Data excerpts →
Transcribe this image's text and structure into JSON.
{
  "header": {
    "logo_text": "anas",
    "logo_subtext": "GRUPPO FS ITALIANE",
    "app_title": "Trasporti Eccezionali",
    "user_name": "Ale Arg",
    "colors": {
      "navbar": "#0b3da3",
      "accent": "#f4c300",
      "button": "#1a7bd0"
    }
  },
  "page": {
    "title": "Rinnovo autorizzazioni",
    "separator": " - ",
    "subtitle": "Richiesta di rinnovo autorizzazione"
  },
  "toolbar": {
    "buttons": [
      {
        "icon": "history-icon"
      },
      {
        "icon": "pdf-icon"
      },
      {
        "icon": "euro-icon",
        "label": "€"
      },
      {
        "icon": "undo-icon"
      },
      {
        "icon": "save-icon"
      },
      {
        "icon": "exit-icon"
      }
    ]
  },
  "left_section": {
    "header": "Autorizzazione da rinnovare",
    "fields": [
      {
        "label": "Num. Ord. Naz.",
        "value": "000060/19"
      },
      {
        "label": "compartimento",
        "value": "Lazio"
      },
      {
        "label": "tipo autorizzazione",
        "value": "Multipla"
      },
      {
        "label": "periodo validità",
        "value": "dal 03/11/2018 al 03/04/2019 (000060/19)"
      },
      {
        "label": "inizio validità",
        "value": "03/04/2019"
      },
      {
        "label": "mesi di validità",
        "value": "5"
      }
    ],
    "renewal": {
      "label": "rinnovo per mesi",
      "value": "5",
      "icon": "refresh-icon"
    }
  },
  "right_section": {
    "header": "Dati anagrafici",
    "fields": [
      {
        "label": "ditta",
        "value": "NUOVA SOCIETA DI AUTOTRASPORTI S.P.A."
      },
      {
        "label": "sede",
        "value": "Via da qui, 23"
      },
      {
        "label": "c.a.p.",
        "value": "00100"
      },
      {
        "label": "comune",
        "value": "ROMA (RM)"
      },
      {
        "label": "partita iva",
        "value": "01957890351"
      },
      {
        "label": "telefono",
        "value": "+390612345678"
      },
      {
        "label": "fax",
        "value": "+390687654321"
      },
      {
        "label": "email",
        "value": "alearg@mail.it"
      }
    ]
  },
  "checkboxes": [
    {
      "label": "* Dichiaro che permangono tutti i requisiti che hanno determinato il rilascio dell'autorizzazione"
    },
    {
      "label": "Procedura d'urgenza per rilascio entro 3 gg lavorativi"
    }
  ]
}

Exercise → Say how many lines have the string "validità" in them, offering no words beyond the number.

Written response → 3